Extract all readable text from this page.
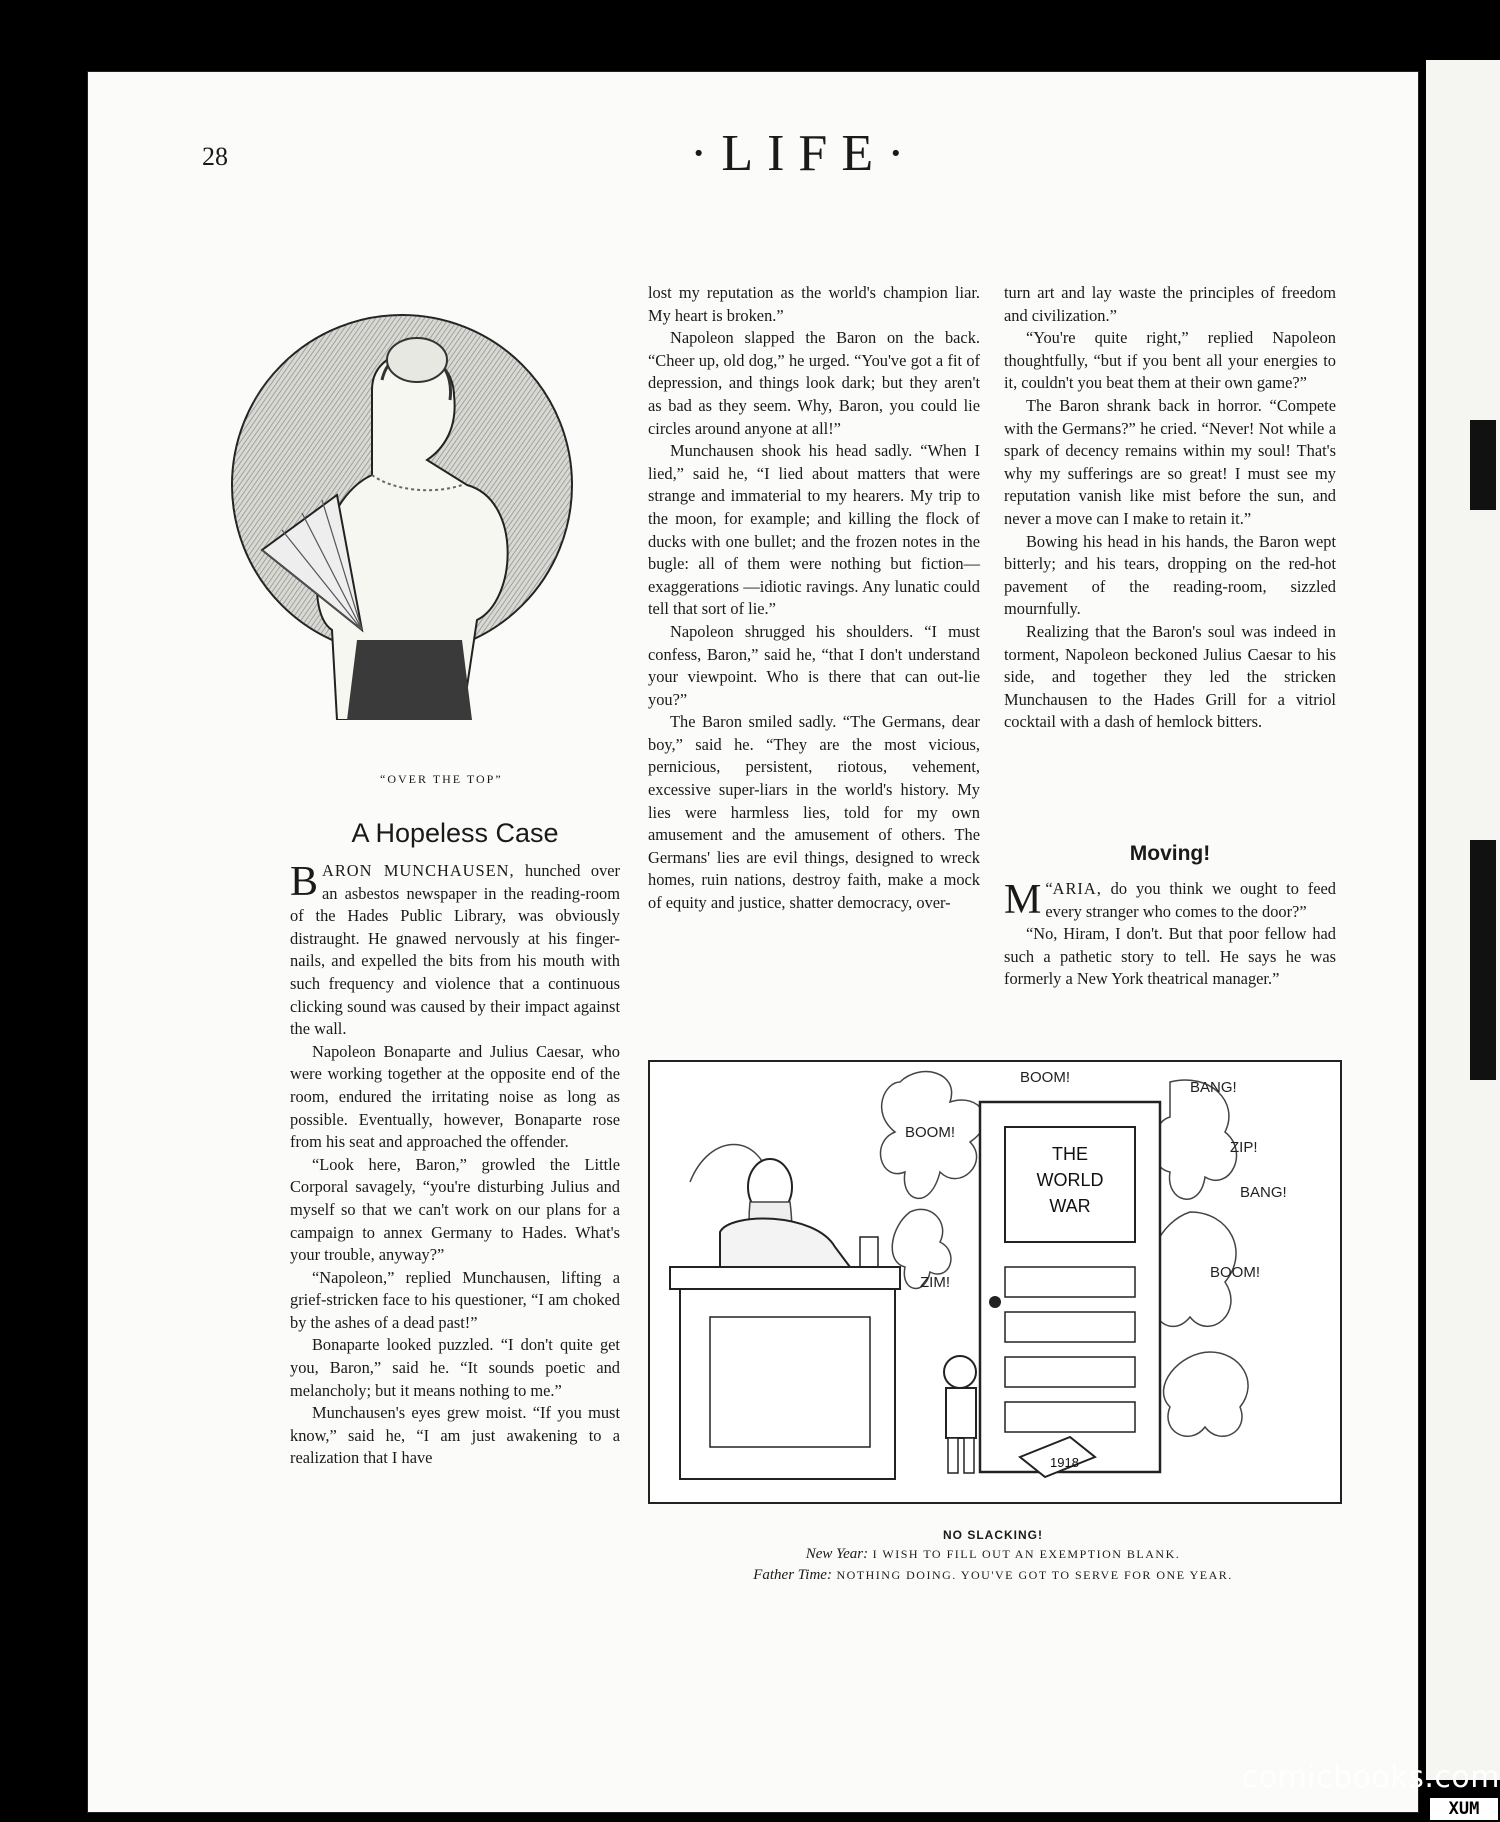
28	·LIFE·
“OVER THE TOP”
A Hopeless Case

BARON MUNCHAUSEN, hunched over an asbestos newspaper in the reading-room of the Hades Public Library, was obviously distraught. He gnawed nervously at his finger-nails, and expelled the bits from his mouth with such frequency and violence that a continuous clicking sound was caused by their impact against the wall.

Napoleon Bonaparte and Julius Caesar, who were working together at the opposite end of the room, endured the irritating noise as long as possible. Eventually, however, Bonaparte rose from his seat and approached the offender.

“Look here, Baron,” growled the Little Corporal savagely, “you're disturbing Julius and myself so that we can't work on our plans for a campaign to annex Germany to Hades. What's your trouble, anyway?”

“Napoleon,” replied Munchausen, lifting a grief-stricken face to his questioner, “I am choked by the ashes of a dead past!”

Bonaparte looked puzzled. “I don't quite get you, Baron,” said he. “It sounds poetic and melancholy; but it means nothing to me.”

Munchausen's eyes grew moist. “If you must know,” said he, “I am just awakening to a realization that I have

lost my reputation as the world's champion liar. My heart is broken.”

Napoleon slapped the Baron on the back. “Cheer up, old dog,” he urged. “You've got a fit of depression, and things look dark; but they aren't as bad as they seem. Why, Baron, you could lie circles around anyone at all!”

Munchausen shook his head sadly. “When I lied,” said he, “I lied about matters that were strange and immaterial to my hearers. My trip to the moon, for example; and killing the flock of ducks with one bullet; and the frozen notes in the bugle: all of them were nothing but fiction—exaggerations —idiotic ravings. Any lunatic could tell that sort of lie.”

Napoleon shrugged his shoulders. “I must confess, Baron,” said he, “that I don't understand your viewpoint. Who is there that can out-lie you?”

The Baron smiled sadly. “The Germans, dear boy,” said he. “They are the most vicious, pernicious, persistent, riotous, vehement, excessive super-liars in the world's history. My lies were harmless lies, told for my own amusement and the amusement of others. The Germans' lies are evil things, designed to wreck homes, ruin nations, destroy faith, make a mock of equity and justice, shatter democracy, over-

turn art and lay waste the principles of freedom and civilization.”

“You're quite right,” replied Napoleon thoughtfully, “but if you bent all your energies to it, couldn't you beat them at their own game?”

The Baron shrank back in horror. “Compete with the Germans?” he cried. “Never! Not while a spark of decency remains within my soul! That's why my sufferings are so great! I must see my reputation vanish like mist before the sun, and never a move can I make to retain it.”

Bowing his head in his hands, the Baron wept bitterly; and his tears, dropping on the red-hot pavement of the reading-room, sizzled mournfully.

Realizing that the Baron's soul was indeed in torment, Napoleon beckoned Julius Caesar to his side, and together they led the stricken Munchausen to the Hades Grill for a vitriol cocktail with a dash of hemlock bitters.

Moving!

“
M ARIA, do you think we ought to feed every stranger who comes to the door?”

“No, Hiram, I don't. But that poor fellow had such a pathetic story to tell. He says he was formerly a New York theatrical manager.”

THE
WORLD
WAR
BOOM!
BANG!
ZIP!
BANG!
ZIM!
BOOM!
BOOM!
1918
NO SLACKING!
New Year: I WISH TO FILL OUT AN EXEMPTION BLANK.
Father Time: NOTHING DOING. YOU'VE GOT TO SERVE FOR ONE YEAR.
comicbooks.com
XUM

• [The request] Only lines with the word "replied" should be collected from the material.

• [Complete response]
“Napoleon,” replied Munchausen, lifting a grief-stricken face to his questioner, “I am choked by the ashes of a dead past!”
“You're quite right,” replied Napoleon thoughtfully, “but if you bent all your energies to it, couldn't you beat them at their own game?”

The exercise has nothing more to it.